::: ESTRATTO

Nel caso di specie, la grave anomalia motivazionale non esiste, perché la Corte d’Appello ha sufficientemente motivato le ragioni del rigetto del motivo di appello riguardante il risarcimento del danno.
Infatti, il giudice del gravame ha accolto solo il motivo di appello riguardante due alberi che erano posti a distanza regolare e l’ordine di recidere in altezza gli alberi. La condanna risarcitoria, invece, aveva ad oggetto la complessiva situazione di fatto anche in relazione alla violazione delle distanze oltre che alla scarsa manutenzione degli alberi che avevano invaso il fondo vicino.

::::::
::: RIGHE DI DATI

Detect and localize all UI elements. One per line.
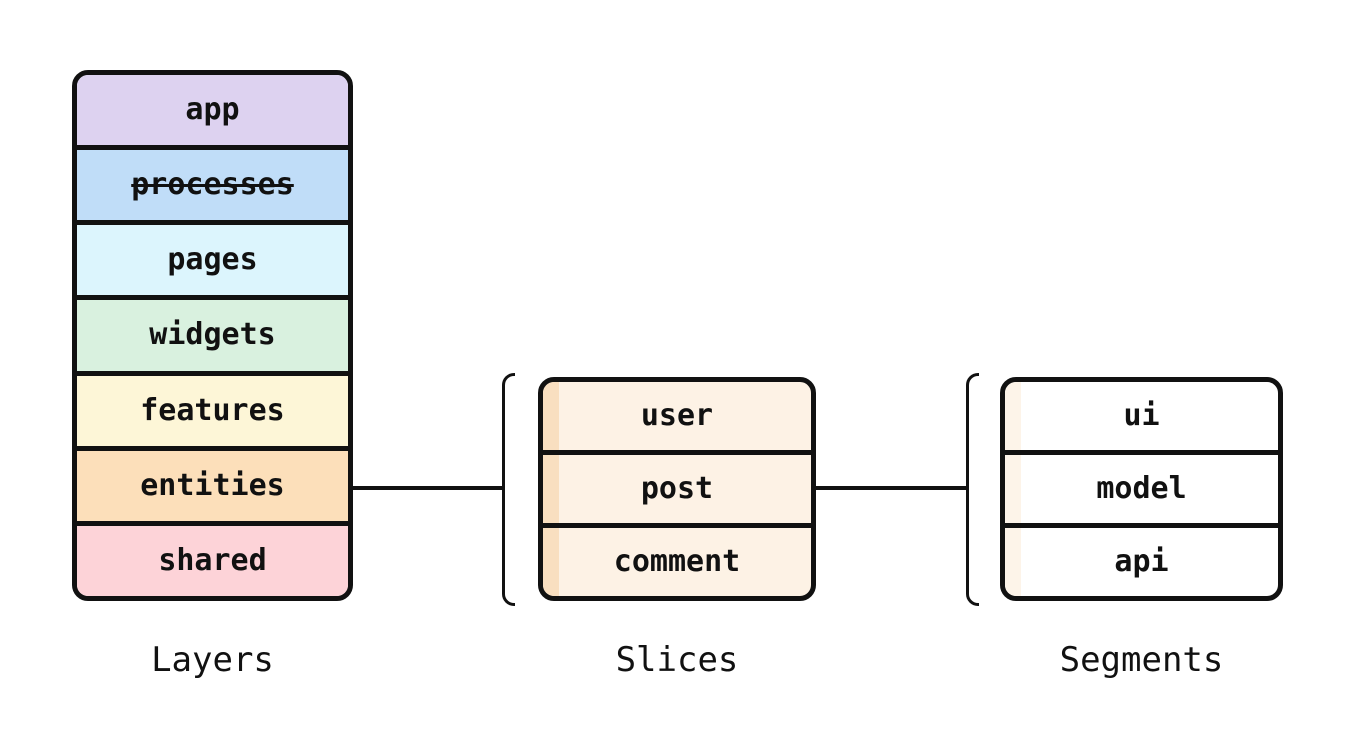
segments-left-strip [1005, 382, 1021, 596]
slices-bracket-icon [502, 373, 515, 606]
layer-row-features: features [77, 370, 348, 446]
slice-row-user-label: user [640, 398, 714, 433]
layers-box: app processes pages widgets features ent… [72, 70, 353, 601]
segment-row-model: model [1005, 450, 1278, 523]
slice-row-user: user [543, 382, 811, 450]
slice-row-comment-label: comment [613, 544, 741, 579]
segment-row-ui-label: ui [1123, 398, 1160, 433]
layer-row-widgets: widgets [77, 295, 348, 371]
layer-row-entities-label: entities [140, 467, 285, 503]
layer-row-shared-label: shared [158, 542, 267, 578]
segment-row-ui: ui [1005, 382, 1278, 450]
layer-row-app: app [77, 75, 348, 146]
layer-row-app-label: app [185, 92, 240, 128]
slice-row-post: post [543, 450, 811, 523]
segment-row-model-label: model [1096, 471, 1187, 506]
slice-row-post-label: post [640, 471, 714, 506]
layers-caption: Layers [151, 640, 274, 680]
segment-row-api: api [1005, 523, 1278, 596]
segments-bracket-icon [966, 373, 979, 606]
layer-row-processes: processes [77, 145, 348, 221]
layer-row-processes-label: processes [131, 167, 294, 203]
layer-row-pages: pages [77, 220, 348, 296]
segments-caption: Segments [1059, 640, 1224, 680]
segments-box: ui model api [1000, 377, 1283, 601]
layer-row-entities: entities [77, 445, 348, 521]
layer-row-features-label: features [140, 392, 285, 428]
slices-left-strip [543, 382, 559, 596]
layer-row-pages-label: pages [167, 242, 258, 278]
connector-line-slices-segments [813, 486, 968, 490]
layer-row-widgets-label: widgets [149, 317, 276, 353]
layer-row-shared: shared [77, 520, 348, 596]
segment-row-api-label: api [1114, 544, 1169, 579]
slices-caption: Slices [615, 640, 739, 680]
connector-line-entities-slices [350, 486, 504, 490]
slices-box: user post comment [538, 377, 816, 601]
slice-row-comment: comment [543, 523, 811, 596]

::::::

# COMPITO ASSEGNATO 1
Riporta dall'estratto sulla controversia per gli alberi tutto ciò che va da "Nel caso di" giù fino a "il fondo vicino.".
# COMPITO ASSEGNATO 2
Rispondi alle seguenti domande sull'estratto sulla controversia per gli alberi.
(a) Quale motivo di appello ha rigettato la Corte d'Appello, motivando a sufficienza le ragioni?
(b) Dove erano posti i due alberi a cui si riferiva il motivo di appello accolto?
(c) Oltre alla violazione delle distanze, a che cosa si riferiva la condanna risarcitoria?
# COMPITO ASSEGNATO 3
Prosegui l'estratto sulla controversia per gli alberi dal punto in cui si interrompe.

# RISPOSTA AL COMPITO 1
Nel caso di specie, la grave anomalia motivazionale non esiste, perché la Corte d’Appello ha sufficientemente motivato le ragioni del rigetto del motivo di appello riguardante il risarcimento del danno.
Infatti, il giudice del gravame ha accolto solo il motivo di appello riguardante due alberi che erano posti a distanza regolare e l’ordine di recidere in altezza gli alberi. La condanna risarcitoria, invece, aveva ad oggetto la complessiva situazione di fatto anche in relazione alla violazione delle distanze oltre che alla scarsa manutenzione degli alberi che avevano invaso il fondo vicino.

# RISPOSTA AL COMPITO 2
(a) Il motivo di appello riguardante il risarcimento del danno.
(b) Erano posti a distanza regolare.
(c) Alla scarsa manutenzione degli alberi che avevano invaso il fondo vicino.

# RISPOSTA AL COMPITO 3
Infatti, la domanda originaria accolta dal giudice di primo grado e in gran parte confermata anche dal giudice dell’appello ha
riguardato la estirpazione degli esemplari di quercus ilex n. 3 e 4 della pagina 16 della relazione del consulente tecnico di ufficio, e la recisione dei rami protesi verso la proprietà COGNOME. In relazione a tali violazioni la Corte d’Appello ha ritenuto sussistente il danno derivante dalla diminuzione dell’illuminazione che l’altezza considerevole degli alberi (il filare di querce ed i pini) ed il numero di essi (per i quali vigeva l’obbligo di COGNOME, proprietari del fondo sin dal 1981, di manutenzione e custodia indipendentemente dal fatto se i pini fossero stati piantati o meno dal precedente proprietario del fondo), divenuti nel tempo un’unica massa quasi impenetrabile, aveva cagionato alla proprietà dei COGNOME. Tali circostanze consentivano di ritenere dimostrato un concreto pregiudizio economico per gli immobili dei COGNOME che, per la diminuzione di luce e soleggiamento, avevano riportato un danno indennizzabile economicamente.
Anche la censura di violazione degli art. 872, 2043, 2056 cod. civ. è inammissibile perché parte ricorrente sostiene che da parte sua non vi sia stata alcuna violazione, circostanza non corrispondente a quanto emerge dalla sentenza sopra riportata.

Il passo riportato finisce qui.